Information provided ▸
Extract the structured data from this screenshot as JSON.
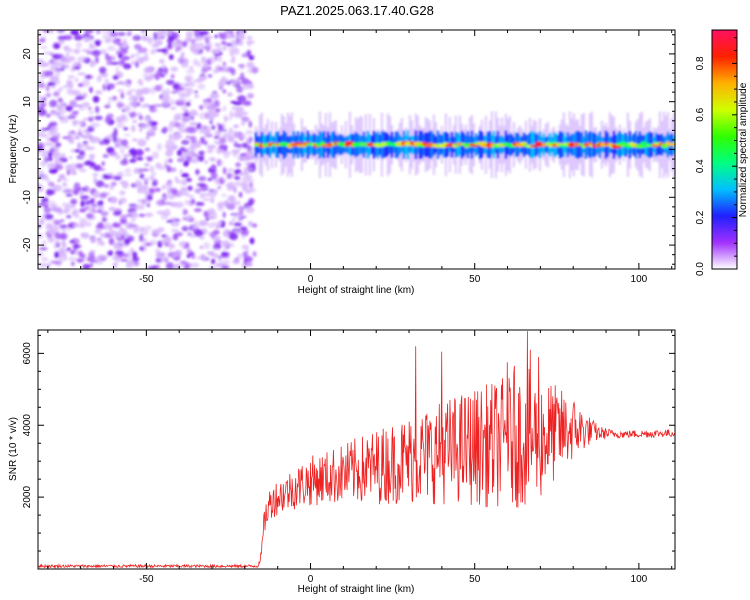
{
  "figure_title": "PAZ1.2025.063.17.40.G28",
  "chart_data": [
    {
      "type": "heatmap",
      "xlabel": "Height of straight line (km)",
      "ylabel": "Frequency (Hz)",
      "xlim": [
        -83,
        111
      ],
      "ylim": [
        -25,
        25
      ],
      "x_ticks": [
        -50,
        0,
        50,
        100
      ],
      "x_tick_labels": [
        "-50",
        "0",
        "50",
        "100"
      ],
      "y_ticks": [
        -20,
        -10,
        0,
        10,
        20
      ],
      "y_tick_labels": [
        "-20",
        "-10",
        "0",
        "10",
        "20"
      ],
      "noise_region_x": [
        -83,
        -17
      ],
      "signal_start_x": -17,
      "signal_line_frequency_hz": 1,
      "signal_band_halfwidth_hz": 2,
      "colormap": "hsv-rainbow",
      "colormap_stops": [
        "#ffffff",
        "#a030ff",
        "#2020ff",
        "#00c0ff",
        "#00ff80",
        "#30ff00",
        "#d0ff00",
        "#ffb000",
        "#ff2000",
        "#ff1060"
      ],
      "colorbar": {
        "label": "Normalized spectral amplitude",
        "range": [
          0,
          0.93
        ],
        "ticks": [
          0.0,
          0.2,
          0.4,
          0.6,
          0.8
        ],
        "tick_labels": [
          "0.0",
          "0.2",
          "0.4",
          "0.6",
          "0.8"
        ]
      },
      "grid": false,
      "legend": "none"
    },
    {
      "type": "line",
      "xlabel": "Height of straight line (km)",
      "ylabel": "SNR (10 * v/v)",
      "xlim": [
        -83,
        111
      ],
      "ylim": [
        0,
        6650
      ],
      "x_ticks": [
        -50,
        0,
        50,
        100
      ],
      "x_tick_labels": [
        "-50",
        "0",
        "50",
        "100"
      ],
      "y_ticks": [
        2000,
        4000,
        6000
      ],
      "y_tick_labels": [
        "2000",
        "4000",
        "6000"
      ],
      "line_color": "#ee2222",
      "grid": false,
      "legend": "none",
      "envelope": {
        "x": [
          -83,
          -16,
          -15,
          -14,
          -12,
          -10,
          -5,
          0,
          5,
          10,
          15,
          20,
          25,
          30,
          35,
          40,
          45,
          50,
          55,
          60,
          65,
          70,
          75,
          80,
          85,
          88,
          92,
          96,
          100,
          105,
          111
        ],
        "mean": [
          80,
          80,
          400,
          1400,
          1900,
          2000,
          2250,
          2450,
          2550,
          2650,
          2750,
          2850,
          2950,
          3050,
          3150,
          3250,
          3350,
          3400,
          3450,
          3550,
          3650,
          3700,
          3800,
          3900,
          3850,
          3780,
          3760,
          3750,
          3760,
          3770,
          3780
        ],
        "amp": [
          40,
          40,
          120,
          400,
          500,
          500,
          600,
          700,
          750,
          850,
          950,
          1050,
          1150,
          1250,
          1350,
          1450,
          1550,
          1650,
          1750,
          1850,
          1950,
          1800,
          1300,
          900,
          400,
          200,
          120,
          110,
          110,
          110,
          110
        ]
      },
      "spikes": [
        {
          "x": 32.0,
          "y": 6200
        },
        {
          "x": 40.0,
          "y": 6050
        },
        {
          "x": 66.0,
          "y": 6620
        },
        {
          "x": 67.0,
          "y": 6100
        },
        {
          "x": 69.5,
          "y": 5900
        },
        {
          "x": 60.0,
          "y": 5750
        },
        {
          "x": 62.0,
          "y": 5650
        }
      ]
    }
  ]
}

The task ▸ Using the data above, write out every line exactly, leaving the images behind.

Exercise result ▸
Extract the structured data from this screenshot as JSON.
{
  "figure_title": "PAZ1.2025.063.17.40.G28",
  "chart_data": [
    {
      "type": "heatmap",
      "xlabel": "Height of straight line (km)",
      "ylabel": "Frequency (Hz)",
      "xlim": [
        -83,
        111
      ],
      "ylim": [
        -25,
        25
      ],
      "x_ticks": [
        -50,
        0,
        50,
        100
      ],
      "x_tick_labels": [
        "-50",
        "0",
        "50",
        "100"
      ],
      "y_ticks": [
        -20,
        -10,
        0,
        10,
        20
      ],
      "y_tick_labels": [
        "-20",
        "-10",
        "0",
        "10",
        "20"
      ],
      "noise_region_x": [
        -83,
        -17
      ],
      "signal_start_x": -17,
      "signal_line_frequency_hz": 1,
      "signal_band_halfwidth_hz": 2,
      "colormap": "hsv-rainbow",
      "colormap_stops": [
        "#ffffff",
        "#a030ff",
        "#2020ff",
        "#00c0ff",
        "#00ff80",
        "#30ff00",
        "#d0ff00",
        "#ffb000",
        "#ff2000",
        "#ff1060"
      ],
      "colorbar": {
        "label": "Normalized spectral amplitude",
        "range": [
          0,
          0.93
        ],
        "ticks": [
          0.0,
          0.2,
          0.4,
          0.6,
          0.8
        ],
        "tick_labels": [
          "0.0",
          "0.2",
          "0.4",
          "0.6",
          "0.8"
        ]
      },
      "grid": false,
      "legend": "none"
    },
    {
      "type": "line",
      "xlabel": "Height of straight line (km)",
      "ylabel": "SNR (10 * v/v)",
      "xlim": [
        -83,
        111
      ],
      "ylim": [
        0,
        6650
      ],
      "x_ticks": [
        -50,
        0,
        50,
        100
      ],
      "x_tick_labels": [
        "-50",
        "0",
        "50",
        "100"
      ],
      "y_ticks": [
        2000,
        4000,
        6000
      ],
      "y_tick_labels": [
        "2000",
        "4000",
        "6000"
      ],
      "line_color": "#ee2222",
      "grid": false,
      "legend": "none",
      "envelope": {
        "x": [
          -83,
          -16,
          -15,
          -14,
          -12,
          -10,
          -5,
          0,
          5,
          10,
          15,
          20,
          25,
          30,
          35,
          40,
          45,
          50,
          55,
          60,
          65,
          70,
          75,
          80,
          85,
          88,
          92,
          96,
          100,
          105,
          111
        ],
        "mean": [
          80,
          80,
          400,
          1400,
          1900,
          2000,
          2250,
          2450,
          2550,
          2650,
          2750,
          2850,
          2950,
          3050,
          3150,
          3250,
          3350,
          3400,
          3450,
          3550,
          3650,
          3700,
          3800,
          3900,
          3850,
          3780,
          3760,
          3750,
          3760,
          3770,
          3780
        ],
        "amp": [
          40,
          40,
          120,
          400,
          500,
          500,
          600,
          700,
          750,
          850,
          950,
          1050,
          1150,
          1250,
          1350,
          1450,
          1550,
          1650,
          1750,
          1850,
          1950,
          1800,
          1300,
          900,
          400,
          200,
          120,
          110,
          110,
          110,
          110
        ]
      },
      "spikes": [
        {
          "x": 32.0,
          "y": 6200
        },
        {
          "x": 40.0,
          "y": 6050
        },
        {
          "x": 66.0,
          "y": 6620
        },
        {
          "x": 67.0,
          "y": 6100
        },
        {
          "x": 69.5,
          "y": 5900
        },
        {
          "x": 60.0,
          "y": 5750
        },
        {
          "x": 62.0,
          "y": 5650
        }
      ]
    }
  ]
}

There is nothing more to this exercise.